#### Data entries
* * *

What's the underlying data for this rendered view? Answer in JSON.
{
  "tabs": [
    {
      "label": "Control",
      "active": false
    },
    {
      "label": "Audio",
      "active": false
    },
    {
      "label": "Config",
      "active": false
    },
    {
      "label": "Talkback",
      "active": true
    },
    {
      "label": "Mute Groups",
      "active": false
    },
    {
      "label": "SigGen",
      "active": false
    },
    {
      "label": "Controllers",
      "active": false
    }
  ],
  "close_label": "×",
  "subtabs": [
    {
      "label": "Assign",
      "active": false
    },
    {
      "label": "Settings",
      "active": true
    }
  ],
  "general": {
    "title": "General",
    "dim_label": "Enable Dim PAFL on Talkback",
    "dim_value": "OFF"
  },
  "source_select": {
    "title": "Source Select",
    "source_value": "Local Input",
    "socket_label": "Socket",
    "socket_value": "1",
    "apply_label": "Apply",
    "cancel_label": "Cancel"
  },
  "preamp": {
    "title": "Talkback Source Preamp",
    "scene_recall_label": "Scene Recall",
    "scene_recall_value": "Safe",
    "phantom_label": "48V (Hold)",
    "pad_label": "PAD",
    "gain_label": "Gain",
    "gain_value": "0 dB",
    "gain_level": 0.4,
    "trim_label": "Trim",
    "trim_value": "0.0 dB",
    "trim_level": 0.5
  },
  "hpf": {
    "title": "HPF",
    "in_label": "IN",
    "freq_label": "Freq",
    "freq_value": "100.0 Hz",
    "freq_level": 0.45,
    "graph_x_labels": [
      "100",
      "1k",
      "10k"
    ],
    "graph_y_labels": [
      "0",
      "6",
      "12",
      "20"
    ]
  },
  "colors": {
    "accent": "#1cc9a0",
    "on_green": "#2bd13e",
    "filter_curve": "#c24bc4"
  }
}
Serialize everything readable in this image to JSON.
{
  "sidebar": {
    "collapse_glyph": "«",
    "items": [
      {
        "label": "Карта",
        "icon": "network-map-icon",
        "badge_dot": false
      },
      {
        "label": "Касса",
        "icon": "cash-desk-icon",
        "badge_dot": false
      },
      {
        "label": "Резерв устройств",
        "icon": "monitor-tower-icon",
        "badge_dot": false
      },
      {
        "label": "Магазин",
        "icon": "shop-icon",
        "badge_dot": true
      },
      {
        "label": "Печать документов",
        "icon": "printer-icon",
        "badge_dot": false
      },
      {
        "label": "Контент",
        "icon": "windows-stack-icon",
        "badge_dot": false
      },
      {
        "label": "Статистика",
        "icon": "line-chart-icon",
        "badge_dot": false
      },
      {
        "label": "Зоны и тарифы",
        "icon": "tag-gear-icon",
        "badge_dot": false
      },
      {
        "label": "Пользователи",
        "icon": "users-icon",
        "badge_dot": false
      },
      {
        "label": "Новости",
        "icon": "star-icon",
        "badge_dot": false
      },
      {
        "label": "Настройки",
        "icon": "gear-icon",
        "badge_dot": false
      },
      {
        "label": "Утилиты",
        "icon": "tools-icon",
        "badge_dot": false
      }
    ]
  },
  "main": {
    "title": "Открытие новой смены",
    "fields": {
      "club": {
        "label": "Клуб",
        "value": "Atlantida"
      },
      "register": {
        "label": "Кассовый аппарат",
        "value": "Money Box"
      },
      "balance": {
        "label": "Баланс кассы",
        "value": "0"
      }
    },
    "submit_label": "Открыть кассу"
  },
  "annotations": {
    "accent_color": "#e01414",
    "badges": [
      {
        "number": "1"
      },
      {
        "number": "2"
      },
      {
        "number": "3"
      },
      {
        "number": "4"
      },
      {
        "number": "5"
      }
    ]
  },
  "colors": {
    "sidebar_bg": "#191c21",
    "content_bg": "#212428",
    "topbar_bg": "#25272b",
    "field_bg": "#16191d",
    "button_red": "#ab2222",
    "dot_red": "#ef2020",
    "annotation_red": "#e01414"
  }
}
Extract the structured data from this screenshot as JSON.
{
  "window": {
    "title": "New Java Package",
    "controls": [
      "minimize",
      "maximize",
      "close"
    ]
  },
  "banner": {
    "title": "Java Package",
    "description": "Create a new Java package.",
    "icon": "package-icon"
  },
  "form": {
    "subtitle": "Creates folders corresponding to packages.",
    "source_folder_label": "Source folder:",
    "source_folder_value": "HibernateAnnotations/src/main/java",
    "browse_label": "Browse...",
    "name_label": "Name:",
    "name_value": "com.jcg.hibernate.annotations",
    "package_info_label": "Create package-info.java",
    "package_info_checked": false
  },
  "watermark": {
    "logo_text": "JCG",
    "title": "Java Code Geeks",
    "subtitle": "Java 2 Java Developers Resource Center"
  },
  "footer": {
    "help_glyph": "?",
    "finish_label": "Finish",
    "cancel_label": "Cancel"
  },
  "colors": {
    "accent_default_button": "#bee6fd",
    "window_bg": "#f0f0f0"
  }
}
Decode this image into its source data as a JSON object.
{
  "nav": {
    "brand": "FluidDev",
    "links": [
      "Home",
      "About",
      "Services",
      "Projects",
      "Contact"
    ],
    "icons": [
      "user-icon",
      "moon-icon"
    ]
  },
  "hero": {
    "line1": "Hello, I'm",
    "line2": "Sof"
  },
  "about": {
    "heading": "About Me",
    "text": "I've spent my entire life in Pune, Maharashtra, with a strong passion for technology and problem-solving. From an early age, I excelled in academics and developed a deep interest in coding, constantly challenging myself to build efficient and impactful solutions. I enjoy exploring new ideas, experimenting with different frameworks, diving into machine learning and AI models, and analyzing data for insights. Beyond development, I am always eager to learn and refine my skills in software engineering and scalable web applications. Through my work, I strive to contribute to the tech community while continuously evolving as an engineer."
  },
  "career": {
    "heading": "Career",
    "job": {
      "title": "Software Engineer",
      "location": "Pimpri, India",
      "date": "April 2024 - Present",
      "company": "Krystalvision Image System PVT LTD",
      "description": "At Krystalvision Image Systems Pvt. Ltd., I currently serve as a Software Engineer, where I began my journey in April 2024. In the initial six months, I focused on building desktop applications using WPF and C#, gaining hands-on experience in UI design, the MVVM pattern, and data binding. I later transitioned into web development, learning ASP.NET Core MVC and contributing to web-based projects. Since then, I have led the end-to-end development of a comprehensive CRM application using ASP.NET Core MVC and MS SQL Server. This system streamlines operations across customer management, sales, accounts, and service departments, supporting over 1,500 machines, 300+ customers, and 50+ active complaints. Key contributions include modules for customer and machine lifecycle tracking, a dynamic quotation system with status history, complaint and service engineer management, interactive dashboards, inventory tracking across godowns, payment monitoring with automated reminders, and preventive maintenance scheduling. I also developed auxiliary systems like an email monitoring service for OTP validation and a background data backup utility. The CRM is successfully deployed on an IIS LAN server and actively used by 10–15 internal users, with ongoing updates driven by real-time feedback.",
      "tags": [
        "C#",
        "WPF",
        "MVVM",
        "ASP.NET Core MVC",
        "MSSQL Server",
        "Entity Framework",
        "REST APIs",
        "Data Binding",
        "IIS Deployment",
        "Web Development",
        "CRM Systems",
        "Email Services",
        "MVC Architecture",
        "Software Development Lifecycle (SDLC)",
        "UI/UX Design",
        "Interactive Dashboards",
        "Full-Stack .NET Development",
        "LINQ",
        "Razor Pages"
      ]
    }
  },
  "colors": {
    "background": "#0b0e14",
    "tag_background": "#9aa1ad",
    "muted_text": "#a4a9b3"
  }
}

* * *

#### TO BE DONE
Repeat the data in its entirety, character for character.

#### ANSWER TO THE EXERCISE
What's the underlying data for this rendered view? Answer in JSON.
{
  "tabs": [
    {
      "label": "Control",
      "active": false
    },
    {
      "label": "Audio",
      "active": false
    },
    {
      "label": "Config",
      "active": false
    },
    {
      "label": "Talkback",
      "active": true
    },
    {
      "label": "Mute Groups",
      "active": false
    },
    {
      "label": "SigGen",
      "active": false
    },
    {
      "label": "Controllers",
      "active": false
    }
  ],
  "close_label": "×",
  "subtabs": [
    {
      "label": "Assign",
      "active": false
    },
    {
      "label": "Settings",
      "active": true
    }
  ],
  "general": {
    "title": "General",
    "dim_label": "Enable Dim PAFL on Talkback",
    "dim_value": "OFF"
  },
  "source_select": {
    "title": "Source Select",
    "source_value": "Local Input",
    "socket_label": "Socket",
    "socket_value": "1",
    "apply_label": "Apply",
    "cancel_label": "Cancel"
  },
  "preamp": {
    "title": "Talkback Source Preamp",
    "scene_recall_label": "Scene Recall",
    "scene_recall_value": "Safe",
    "phantom_label": "48V (Hold)",
    "pad_label": "PAD",
    "gain_label": "Gain",
    "gain_value": "0 dB",
    "gain_level": 0.4,
    "trim_label": "Trim",
    "trim_value": "0.0 dB",
    "trim_level": 0.5
  },
  "hpf": {
    "title": "HPF",
    "in_label": "IN",
    "freq_label": "Freq",
    "freq_value": "100.0 Hz",
    "freq_level": 0.45,
    "graph_x_labels": [
      "100",
      "1k",
      "10k"
    ],
    "graph_y_labels": [
      "0",
      "6",
      "12",
      "20"
    ]
  },
  "colors": {
    "accent": "#1cc9a0",
    "on_green": "#2bd13e",
    "filter_curve": "#c24bc4"
  }
}
Serialize everything readable in this image to JSON.
{
  "sidebar": {
    "collapse_glyph": "«",
    "items": [
      {
        "label": "Карта",
        "icon": "network-map-icon",
        "badge_dot": false
      },
      {
        "label": "Касса",
        "icon": "cash-desk-icon",
        "badge_dot": false
      },
      {
        "label": "Резерв устройств",
        "icon": "monitor-tower-icon",
        "badge_dot": false
      },
      {
        "label": "Магазин",
        "icon": "shop-icon",
        "badge_dot": true
      },
      {
        "label": "Печать документов",
        "icon": "printer-icon",
        "badge_dot": false
      },
      {
        "label": "Контент",
        "icon": "windows-stack-icon",
        "badge_dot": false
      },
      {
        "label": "Статистика",
        "icon": "line-chart-icon",
        "badge_dot": false
      },
      {
        "label": "Зоны и тарифы",
        "icon": "tag-gear-icon",
        "badge_dot": false
      },
      {
        "label": "Пользователи",
        "icon": "users-icon",
        "badge_dot": false
      },
      {
        "label": "Новости",
        "icon": "star-icon",
        "badge_dot": false
      },
      {
        "label": "Настройки",
        "icon": "gear-icon",
        "badge_dot": false
      },
      {
        "label": "Утилиты",
        "icon": "tools-icon",
        "badge_dot": false
      }
    ]
  },
  "main": {
    "title": "Открытие новой смены",
    "fields": {
      "club": {
        "label": "Клуб",
        "value": "Atlantida"
      },
      "register": {
        "label": "Кассовый аппарат",
        "value": "Money Box"
      },
      "balance": {
        "label": "Баланс кассы",
        "value": "0"
      }
    },
    "submit_label": "Открыть кассу"
  },
  "annotations": {
    "accent_color": "#e01414",
    "badges": [
      {
        "number": "1"
      },
      {
        "number": "2"
      },
      {
        "number": "3"
      },
      {
        "number": "4"
      },
      {
        "number": "5"
      }
    ]
  },
  "colors": {
    "sidebar_bg": "#191c21",
    "content_bg": "#212428",
    "topbar_bg": "#25272b",
    "field_bg": "#16191d",
    "button_red": "#ab2222",
    "dot_red": "#ef2020",
    "annotation_red": "#e01414"
  }
}
Extract the structured data from this screenshot as JSON.
{
  "window": {
    "title": "New Java Package",
    "controls": [
      "minimize",
      "maximize",
      "close"
    ]
  },
  "banner": {
    "title": "Java Package",
    "description": "Create a new Java package.",
    "icon": "package-icon"
  },
  "form": {
    "subtitle": "Creates folders corresponding to packages.",
    "source_folder_label": "Source folder:",
    "source_folder_value": "HibernateAnnotations/src/main/java",
    "browse_label": "Browse...",
    "name_label": "Name:",
    "name_value": "com.jcg.hibernate.annotations",
    "package_info_label": "Create package-info.java",
    "package_info_checked": false
  },
  "watermark": {
    "logo_text": "JCG",
    "title": "Java Code Geeks",
    "subtitle": "Java 2 Java Developers Resource Center"
  },
  "footer": {
    "help_glyph": "?",
    "finish_label": "Finish",
    "cancel_label": "Cancel"
  },
  "colors": {
    "accent_default_button": "#bee6fd",
    "window_bg": "#f0f0f0"
  }
}
Decode this image into its source data as a JSON object.
{
  "nav": {
    "brand": "FluidDev",
    "links": [
      "Home",
      "About",
      "Services",
      "Projects",
      "Contact"
    ],
    "icons": [
      "user-icon",
      "moon-icon"
    ]
  },
  "hero": {
    "line1": "Hello, I'm",
    "line2": "Sof"
  },
  "about": {
    "heading": "About Me",
    "text": "I've spent my entire life in Pune, Maharashtra, with a strong passion for technology and problem-solving. From an early age, I excelled in academics and developed a deep interest in coding, constantly challenging myself to build efficient and impactful solutions. I enjoy exploring new ideas, experimenting with different frameworks, diving into machine learning and AI models, and analyzing data for insights. Beyond development, I am always eager to learn and refine my skills in software engineering and scalable web applications. Through my work, I strive to contribute to the tech community while continuously evolving as an engineer."
  },
  "career": {
    "heading": "Career",
    "job": {
      "title": "Software Engineer",
      "location": "Pimpri, India",
      "date": "April 2024 - Present",
      "company": "Krystalvision Image System PVT LTD",
      "description": "At Krystalvision Image Systems Pvt. Ltd., I currently serve as a Software Engineer, where I began my journey in April 2024. In the initial six months, I focused on building desktop applications using WPF and C#, gaining hands-on experience in UI design, the MVVM pattern, and data binding. I later transitioned into web development, learning ASP.NET Core MVC and contributing to web-based projects. Since then, I have led the end-to-end development of a comprehensive CRM application using ASP.NET Core MVC and MS SQL Server. This system streamlines operations across customer management, sales, accounts, and service departments, supporting over 1,500 machines, 300+ customers, and 50+ active complaints. Key contributions include modules for customer and machine lifecycle tracking, a dynamic quotation system with status history, complaint and service engineer management, interactive dashboards, inventory tracking across godowns, payment monitoring with automated reminders, and preventive maintenance scheduling. I also developed auxiliary systems like an email monitoring service for OTP validation and a background data backup utility. The CRM is successfully deployed on an IIS LAN server and actively used by 10–15 internal users, with ongoing updates driven by real-time feedback.",
      "tags": [
        "C#",
        "WPF",
        "MVVM",
        "ASP.NET Core MVC",
        "MSSQL Server",
        "Entity Framework",
        "REST APIs",
        "Data Binding",
        "IIS Deployment",
        "Web Development",
        "CRM Systems",
        "Email Services",
        "MVC Architecture",
        "Software Development Lifecycle (SDLC)",
        "UI/UX Design",
        "Interactive Dashboards",
        "Full-Stack .NET Development",
        "LINQ",
        "Razor Pages"
      ]
    }
  },
  "colors": {
    "background": "#0b0e14",
    "tag_background": "#9aa1ad",
    "muted_text": "#a4a9b3"
  }
}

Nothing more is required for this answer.